Task description —
Collect all lines containing the word "Fecha" from the data.

======

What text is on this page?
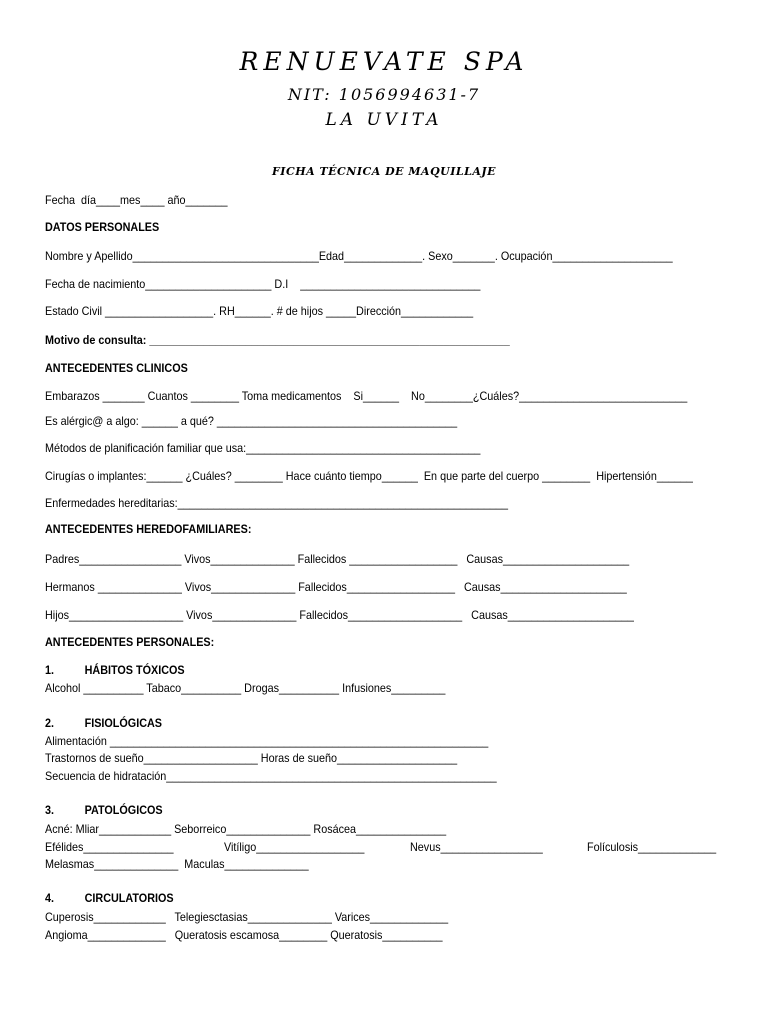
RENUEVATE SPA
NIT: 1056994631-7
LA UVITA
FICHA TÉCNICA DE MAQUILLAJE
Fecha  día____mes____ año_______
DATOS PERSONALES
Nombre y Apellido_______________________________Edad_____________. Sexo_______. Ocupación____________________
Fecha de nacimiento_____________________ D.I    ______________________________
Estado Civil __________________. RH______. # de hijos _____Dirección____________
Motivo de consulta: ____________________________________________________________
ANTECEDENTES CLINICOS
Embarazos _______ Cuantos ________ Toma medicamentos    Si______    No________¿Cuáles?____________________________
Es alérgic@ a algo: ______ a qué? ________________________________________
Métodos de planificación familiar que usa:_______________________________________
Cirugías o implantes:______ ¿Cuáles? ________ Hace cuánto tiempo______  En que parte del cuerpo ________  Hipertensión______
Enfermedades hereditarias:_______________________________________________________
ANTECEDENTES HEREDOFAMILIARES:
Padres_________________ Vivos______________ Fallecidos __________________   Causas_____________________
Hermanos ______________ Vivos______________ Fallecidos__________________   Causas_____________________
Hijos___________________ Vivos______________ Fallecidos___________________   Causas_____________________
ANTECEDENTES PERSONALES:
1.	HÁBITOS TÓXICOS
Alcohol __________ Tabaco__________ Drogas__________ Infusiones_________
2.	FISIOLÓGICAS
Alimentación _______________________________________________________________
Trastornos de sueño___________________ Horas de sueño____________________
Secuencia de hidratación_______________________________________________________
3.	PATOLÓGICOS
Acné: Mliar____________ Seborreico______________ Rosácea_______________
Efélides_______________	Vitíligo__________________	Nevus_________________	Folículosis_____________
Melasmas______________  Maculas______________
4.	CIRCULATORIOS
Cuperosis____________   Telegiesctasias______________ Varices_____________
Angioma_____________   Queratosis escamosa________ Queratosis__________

======

The answer —
Fecha  día____mes____ año_______
Fecha de nacimiento_____________________ D.I    ______________________________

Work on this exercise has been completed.